Stated goal: Please copy out the listing below word for word, starting at the line that contains "legend-label-2: FEBUXOSTAT —" and ending at the final line of the listing.

-- Given entries start --

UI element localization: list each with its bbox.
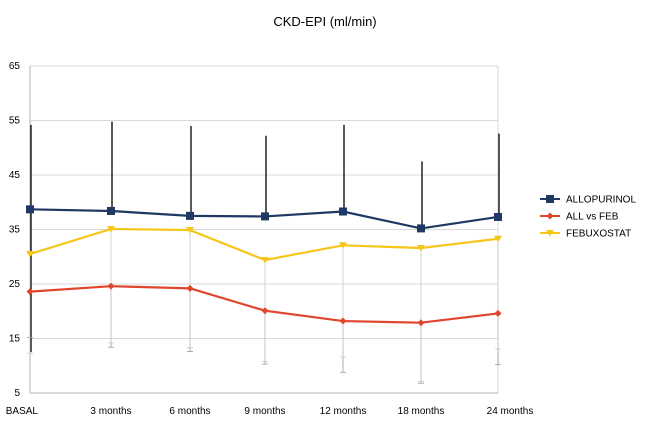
legend-label-2: FEBUXOSTAT — [566, 229, 631, 240]
y-tick-label-3: 35 — [9, 225, 21, 236]
data-point-0-1 — [107, 206, 115, 215]
data-point-1-5 — [417, 319, 425, 327]
y-tick-label-6: 65 — [9, 61, 21, 72]
data-point-0-6 — [494, 212, 502, 221]
series-line-1 — [29, 285, 499, 324]
data-point-1-3 — [261, 307, 269, 315]
x-tick-label-1: 3 months — [90, 406, 131, 417]
x-tick-label-2: 6 months — [169, 406, 210, 417]
data-point-1-1 — [107, 282, 115, 290]
y-tick-label-1: 15 — [9, 334, 21, 345]
data-point-0-5 — [417, 224, 425, 233]
legend-label-1: ALL vs FEB — [566, 212, 619, 223]
legend-marker-2 — [546, 230, 554, 237]
data-point-2-1 — [107, 225, 115, 233]
data-point-2-3 — [261, 257, 269, 264]
data-point-0-0 — [26, 205, 34, 214]
y-tick-label-4: 45 — [9, 170, 21, 181]
data-point-0-2 — [186, 211, 194, 220]
data-point-0-3 — [261, 212, 269, 221]
data-point-1-6 — [494, 309, 502, 317]
x-tick-label-3: 9 months — [244, 406, 285, 417]
legend-marker-0 — [546, 195, 554, 203]
y-tick-label-2: 25 — [9, 279, 21, 290]
legend-label-0: ALLOPURINOL — [566, 195, 636, 206]
x-tick-label-5: 18 months — [398, 406, 445, 417]
data-point-1-4 — [339, 317, 347, 325]
data-point-2-0 — [26, 251, 34, 258]
data-point-2-6 — [494, 235, 502, 243]
x-tick-label-0: BASAL — [6, 406, 39, 417]
data-point-2-2 — [186, 227, 194, 234]
data-point-1-2 — [186, 284, 194, 292]
chart-title: CKD-EPI (ml/min) — [273, 14, 377, 29]
y-tick-label-0: 5 — [14, 388, 20, 399]
data-point-1-0 — [26, 288, 34, 296]
x-tick-label-4: 12 months — [320, 406, 367, 417]
series-line-2 — [29, 227, 499, 262]
data-point-0-4 — [339, 207, 347, 216]
legend-marker-1 — [546, 212, 554, 220]
y-tick-label-5: 55 — [9, 116, 21, 127]
data-point-2-4 — [339, 242, 347, 249]
data-point-2-5 — [417, 245, 425, 252]
x-tick-label-6: 24 months — [487, 406, 534, 417]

-- Given entries end --

Correct result:
legend-label-2: FEBUXOSTAT — [566, 229, 631, 240]
y-tick-label-3: 35 — [9, 225, 21, 236]
data-point-0-1 — [107, 206, 115, 215]
data-point-1-5 — [417, 319, 425, 327]
y-tick-label-6: 65 — [9, 61, 21, 72]
data-point-0-6 — [494, 212, 502, 221]
series-line-1 — [29, 285, 499, 324]
data-point-1-3 — [261, 307, 269, 315]
x-tick-label-1: 3 months — [90, 406, 131, 417]
x-tick-label-2: 6 months — [169, 406, 210, 417]
data-point-1-1 — [107, 282, 115, 290]
y-tick-label-1: 15 — [9, 334, 21, 345]
data-point-0-5 — [417, 224, 425, 233]
legend-label-1: ALL vs FEB — [566, 212, 619, 223]
legend-marker-2 — [546, 230, 554, 237]
data-point-2-1 — [107, 225, 115, 233]
data-point-2-3 — [261, 257, 269, 264]
data-point-0-0 — [26, 205, 34, 214]
y-tick-label-4: 45 — [9, 170, 21, 181]
data-point-0-2 — [186, 211, 194, 220]
data-point-0-3 — [261, 212, 269, 221]
data-point-1-6 — [494, 309, 502, 317]
x-tick-label-3: 9 months — [244, 406, 285, 417]
legend-marker-0 — [546, 195, 554, 203]
y-tick-label-2: 25 — [9, 279, 21, 290]
legend-label-0: ALLOPURINOL — [566, 195, 636, 206]
x-tick-label-5: 18 months — [398, 406, 445, 417]
data-point-1-4 — [339, 317, 347, 325]
data-point-2-0 — [26, 251, 34, 258]
data-point-2-6 — [494, 235, 502, 243]
x-tick-label-0: BASAL — [6, 406, 39, 417]
data-point-2-2 — [186, 227, 194, 234]
data-point-1-2 — [186, 284, 194, 292]
chart-title: CKD-EPI (ml/min) — [273, 14, 377, 29]
y-tick-label-0: 5 — [14, 388, 20, 399]
data-point-1-0 — [26, 288, 34, 296]
x-tick-label-4: 12 months — [320, 406, 367, 417]
series-line-2 — [29, 227, 499, 262]
data-point-0-4 — [339, 207, 347, 216]
legend-marker-1 — [546, 212, 554, 220]
y-tick-label-5: 55 — [9, 116, 21, 127]
data-point-2-4 — [339, 242, 347, 249]
data-point-2-5 — [417, 245, 425, 252]
x-tick-label-6: 24 months — [487, 406, 534, 417]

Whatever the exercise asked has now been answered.